▶ [Task prompt]: Identify the lines that contain the string "ſommes", then copy each of them.

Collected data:
———

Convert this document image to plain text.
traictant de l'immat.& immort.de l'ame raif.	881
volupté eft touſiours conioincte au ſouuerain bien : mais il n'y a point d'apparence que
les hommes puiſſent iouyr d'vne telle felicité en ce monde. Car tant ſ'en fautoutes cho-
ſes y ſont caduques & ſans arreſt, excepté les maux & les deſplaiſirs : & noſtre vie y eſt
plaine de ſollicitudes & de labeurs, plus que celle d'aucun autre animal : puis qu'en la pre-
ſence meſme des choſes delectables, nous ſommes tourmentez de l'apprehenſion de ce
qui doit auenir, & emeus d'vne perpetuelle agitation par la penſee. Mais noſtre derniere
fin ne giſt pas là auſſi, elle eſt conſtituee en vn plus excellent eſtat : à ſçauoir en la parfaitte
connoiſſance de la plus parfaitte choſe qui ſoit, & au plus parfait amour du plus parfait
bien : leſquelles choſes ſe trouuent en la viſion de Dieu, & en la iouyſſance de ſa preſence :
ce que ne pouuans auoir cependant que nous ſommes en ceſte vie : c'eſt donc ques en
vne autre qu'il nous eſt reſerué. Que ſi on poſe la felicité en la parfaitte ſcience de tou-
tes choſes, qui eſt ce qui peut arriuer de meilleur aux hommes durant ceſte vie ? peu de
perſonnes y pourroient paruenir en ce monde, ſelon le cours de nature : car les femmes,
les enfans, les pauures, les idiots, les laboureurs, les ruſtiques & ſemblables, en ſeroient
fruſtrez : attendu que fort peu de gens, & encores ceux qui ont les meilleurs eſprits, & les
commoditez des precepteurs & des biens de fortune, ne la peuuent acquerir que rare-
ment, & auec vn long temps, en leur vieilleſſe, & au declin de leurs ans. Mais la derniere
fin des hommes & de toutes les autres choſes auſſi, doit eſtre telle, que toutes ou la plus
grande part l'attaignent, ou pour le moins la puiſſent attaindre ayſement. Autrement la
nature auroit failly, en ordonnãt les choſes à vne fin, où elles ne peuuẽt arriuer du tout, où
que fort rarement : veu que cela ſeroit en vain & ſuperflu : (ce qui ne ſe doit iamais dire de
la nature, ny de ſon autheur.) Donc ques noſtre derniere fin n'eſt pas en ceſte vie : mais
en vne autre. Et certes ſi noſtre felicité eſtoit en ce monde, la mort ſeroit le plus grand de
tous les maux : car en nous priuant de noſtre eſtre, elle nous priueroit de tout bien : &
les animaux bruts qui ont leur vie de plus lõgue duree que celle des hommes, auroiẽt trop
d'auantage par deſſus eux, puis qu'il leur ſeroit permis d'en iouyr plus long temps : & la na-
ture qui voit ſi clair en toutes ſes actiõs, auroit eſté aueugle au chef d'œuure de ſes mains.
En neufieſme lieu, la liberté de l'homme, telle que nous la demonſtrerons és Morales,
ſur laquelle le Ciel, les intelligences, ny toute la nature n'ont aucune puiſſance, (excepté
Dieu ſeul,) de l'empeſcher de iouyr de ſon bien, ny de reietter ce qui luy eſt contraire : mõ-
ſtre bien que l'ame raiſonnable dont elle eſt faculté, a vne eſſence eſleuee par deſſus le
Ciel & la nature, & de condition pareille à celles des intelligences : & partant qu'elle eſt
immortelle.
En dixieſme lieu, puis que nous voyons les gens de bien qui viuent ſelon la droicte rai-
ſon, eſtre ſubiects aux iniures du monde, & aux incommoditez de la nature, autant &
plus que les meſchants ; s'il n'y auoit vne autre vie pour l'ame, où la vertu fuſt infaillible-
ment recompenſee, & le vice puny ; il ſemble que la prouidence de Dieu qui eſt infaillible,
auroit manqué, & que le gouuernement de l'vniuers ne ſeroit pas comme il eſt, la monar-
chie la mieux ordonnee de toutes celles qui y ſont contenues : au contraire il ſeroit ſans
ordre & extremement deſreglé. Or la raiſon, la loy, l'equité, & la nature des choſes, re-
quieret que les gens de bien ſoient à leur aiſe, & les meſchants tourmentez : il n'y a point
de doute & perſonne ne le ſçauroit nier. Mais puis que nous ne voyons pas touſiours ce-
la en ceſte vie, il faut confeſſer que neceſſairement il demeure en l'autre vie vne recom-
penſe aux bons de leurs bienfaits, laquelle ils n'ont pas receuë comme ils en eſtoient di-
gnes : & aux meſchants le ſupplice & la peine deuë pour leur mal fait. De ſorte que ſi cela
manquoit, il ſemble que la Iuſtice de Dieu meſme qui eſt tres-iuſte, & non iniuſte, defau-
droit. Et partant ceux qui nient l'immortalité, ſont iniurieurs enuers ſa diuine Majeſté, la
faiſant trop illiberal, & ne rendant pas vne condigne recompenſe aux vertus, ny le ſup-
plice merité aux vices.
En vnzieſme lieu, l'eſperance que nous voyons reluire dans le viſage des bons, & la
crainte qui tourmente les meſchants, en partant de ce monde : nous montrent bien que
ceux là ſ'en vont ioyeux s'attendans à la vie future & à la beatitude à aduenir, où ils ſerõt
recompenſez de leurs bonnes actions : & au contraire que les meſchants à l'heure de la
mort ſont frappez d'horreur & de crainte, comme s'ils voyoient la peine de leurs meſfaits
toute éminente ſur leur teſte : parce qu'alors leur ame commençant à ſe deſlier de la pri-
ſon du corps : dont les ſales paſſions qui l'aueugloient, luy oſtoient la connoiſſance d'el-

———

▶ [Response to this exercise]:
ſence meſme des choſes delectables, nous ſommes tourmentez de l'apprehenſion de ce
ce que ne pouuans auoir cependant que nous ſommes en ceſte vie : c'eſt donc ques en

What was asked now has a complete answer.